**Directions:**
Search the material for the word "ODDZIAŁU" and copy each line that holds it.

Data entries:
━━━━━━━━
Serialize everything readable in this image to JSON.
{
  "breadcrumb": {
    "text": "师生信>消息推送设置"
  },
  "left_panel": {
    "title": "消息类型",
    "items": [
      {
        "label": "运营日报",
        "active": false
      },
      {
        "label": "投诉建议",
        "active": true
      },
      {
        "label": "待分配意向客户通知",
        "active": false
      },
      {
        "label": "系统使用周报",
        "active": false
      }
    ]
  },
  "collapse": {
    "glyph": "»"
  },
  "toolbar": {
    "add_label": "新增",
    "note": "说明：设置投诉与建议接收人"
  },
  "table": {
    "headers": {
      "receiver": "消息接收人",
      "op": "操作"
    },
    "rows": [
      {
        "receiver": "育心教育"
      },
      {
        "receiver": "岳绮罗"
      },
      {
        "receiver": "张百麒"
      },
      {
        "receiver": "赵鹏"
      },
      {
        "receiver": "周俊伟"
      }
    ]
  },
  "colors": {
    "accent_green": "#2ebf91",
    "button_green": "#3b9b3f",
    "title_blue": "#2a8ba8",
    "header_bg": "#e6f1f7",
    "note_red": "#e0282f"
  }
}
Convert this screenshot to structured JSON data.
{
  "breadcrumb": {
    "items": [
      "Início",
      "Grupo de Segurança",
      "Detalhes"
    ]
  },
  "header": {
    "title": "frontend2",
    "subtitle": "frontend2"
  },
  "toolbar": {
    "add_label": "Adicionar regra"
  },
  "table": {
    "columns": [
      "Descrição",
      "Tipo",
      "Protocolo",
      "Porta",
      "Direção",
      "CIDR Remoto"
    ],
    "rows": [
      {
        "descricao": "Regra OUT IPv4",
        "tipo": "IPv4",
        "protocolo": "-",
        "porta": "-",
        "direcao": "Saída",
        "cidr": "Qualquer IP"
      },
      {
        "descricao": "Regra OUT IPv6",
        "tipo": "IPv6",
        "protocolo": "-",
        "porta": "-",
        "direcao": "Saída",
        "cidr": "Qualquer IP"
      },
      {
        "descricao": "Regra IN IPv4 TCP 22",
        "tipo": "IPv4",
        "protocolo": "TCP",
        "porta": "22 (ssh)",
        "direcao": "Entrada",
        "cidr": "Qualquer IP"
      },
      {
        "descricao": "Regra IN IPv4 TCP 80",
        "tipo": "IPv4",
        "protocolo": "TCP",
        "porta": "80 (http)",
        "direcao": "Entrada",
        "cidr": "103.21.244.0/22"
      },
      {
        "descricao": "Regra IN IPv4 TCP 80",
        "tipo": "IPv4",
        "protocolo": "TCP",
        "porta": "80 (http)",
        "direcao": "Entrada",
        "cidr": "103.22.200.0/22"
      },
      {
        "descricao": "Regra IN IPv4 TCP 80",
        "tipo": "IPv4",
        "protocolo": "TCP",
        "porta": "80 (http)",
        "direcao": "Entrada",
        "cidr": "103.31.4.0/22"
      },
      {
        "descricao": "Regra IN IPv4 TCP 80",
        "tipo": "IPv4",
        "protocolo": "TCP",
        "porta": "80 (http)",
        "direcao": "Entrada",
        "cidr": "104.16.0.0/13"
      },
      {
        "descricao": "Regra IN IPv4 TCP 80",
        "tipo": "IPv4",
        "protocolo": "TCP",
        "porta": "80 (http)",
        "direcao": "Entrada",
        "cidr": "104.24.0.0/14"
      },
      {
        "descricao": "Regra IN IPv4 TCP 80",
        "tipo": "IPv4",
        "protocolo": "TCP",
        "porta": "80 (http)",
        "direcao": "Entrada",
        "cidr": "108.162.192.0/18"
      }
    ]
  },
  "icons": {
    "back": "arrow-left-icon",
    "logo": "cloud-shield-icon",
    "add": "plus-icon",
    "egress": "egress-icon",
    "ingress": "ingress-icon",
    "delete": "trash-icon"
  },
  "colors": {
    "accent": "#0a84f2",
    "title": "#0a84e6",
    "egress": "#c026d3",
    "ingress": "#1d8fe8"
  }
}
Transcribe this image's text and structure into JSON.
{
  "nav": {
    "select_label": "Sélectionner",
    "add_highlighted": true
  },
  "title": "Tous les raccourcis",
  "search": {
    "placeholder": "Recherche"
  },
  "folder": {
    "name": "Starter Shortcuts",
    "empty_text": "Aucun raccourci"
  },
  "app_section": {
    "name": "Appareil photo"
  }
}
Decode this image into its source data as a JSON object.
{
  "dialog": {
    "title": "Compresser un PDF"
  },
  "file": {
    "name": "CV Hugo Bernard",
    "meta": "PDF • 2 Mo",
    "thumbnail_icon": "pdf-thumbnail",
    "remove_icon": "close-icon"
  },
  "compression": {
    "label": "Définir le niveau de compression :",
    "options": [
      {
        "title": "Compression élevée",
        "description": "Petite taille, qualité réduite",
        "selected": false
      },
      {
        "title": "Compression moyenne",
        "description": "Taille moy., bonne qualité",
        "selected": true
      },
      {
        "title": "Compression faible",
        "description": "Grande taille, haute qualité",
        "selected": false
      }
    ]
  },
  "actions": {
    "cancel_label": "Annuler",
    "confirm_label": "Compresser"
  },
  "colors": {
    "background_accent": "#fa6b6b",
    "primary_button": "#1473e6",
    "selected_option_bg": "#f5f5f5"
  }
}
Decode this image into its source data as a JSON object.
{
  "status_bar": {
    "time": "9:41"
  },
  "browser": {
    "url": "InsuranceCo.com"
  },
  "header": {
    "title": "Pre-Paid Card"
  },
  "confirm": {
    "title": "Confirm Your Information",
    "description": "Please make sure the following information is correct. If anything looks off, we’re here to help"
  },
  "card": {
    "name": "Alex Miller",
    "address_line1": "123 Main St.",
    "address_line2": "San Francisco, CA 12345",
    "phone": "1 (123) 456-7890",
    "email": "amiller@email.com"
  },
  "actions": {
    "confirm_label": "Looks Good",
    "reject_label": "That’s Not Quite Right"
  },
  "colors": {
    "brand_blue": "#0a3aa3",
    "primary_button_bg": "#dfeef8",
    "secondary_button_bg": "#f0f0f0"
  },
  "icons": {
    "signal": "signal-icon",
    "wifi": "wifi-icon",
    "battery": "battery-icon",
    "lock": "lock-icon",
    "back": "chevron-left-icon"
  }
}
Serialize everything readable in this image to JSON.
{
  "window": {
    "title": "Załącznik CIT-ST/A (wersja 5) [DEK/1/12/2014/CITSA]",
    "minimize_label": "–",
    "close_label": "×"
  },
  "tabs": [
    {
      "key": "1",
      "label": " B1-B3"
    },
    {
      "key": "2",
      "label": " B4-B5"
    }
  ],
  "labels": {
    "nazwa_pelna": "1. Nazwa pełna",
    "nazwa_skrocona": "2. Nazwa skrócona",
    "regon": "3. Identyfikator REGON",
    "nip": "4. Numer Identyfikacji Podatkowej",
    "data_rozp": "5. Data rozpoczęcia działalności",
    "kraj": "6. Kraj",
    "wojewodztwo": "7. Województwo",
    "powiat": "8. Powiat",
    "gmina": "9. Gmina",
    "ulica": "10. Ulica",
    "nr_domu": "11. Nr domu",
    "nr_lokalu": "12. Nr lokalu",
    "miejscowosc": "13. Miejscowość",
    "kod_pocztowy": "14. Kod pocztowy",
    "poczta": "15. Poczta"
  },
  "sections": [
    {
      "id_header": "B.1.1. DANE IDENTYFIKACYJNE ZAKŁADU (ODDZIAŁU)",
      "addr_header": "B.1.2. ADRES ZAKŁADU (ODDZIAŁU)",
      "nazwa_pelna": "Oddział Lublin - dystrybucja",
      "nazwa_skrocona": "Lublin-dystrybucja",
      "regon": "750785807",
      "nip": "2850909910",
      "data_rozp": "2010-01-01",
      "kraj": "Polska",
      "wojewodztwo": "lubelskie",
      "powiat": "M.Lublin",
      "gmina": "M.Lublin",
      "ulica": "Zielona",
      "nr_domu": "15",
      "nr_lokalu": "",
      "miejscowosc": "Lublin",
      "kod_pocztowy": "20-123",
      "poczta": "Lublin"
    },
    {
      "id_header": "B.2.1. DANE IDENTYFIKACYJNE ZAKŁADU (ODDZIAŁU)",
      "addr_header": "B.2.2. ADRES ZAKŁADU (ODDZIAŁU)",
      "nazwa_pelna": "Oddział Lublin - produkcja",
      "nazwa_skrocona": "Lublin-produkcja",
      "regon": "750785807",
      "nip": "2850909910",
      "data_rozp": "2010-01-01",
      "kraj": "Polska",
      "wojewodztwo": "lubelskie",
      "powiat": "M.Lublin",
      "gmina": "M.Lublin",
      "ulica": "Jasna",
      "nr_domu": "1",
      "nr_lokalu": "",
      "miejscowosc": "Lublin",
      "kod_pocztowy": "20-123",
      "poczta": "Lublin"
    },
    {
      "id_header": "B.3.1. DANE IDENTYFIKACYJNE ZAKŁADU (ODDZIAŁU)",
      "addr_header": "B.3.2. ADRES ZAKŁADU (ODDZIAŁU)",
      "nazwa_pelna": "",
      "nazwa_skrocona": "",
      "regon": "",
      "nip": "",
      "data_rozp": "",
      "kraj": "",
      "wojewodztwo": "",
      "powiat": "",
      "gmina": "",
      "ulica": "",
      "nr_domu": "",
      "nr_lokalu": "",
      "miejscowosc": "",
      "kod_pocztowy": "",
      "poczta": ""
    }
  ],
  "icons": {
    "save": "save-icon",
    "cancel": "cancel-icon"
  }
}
━━━━━━━━
**Output of the task:**
      "id_header": "B.1.1. DANE IDENTYFIKACYJNE ZAKŁADU (ODDZIAŁU)",
      "addr_header": "B.1.2. ADRES ZAKŁADU (ODDZIAŁU)",
      "id_header": "B.2.1. DANE IDENTYFIKACYJNE ZAKŁADU (ODDZIAŁU)",
      "addr_header": "B.2.2. ADRES ZAKŁADU (ODDZIAŁU)",
      "id_header": "B.3.1. DANE IDENTYFIKACYJNE ZAKŁADU (ODDZIAŁU)",
      "addr_header": "B.3.2. ADRES ZAKŁADU (ODDZIAŁU)",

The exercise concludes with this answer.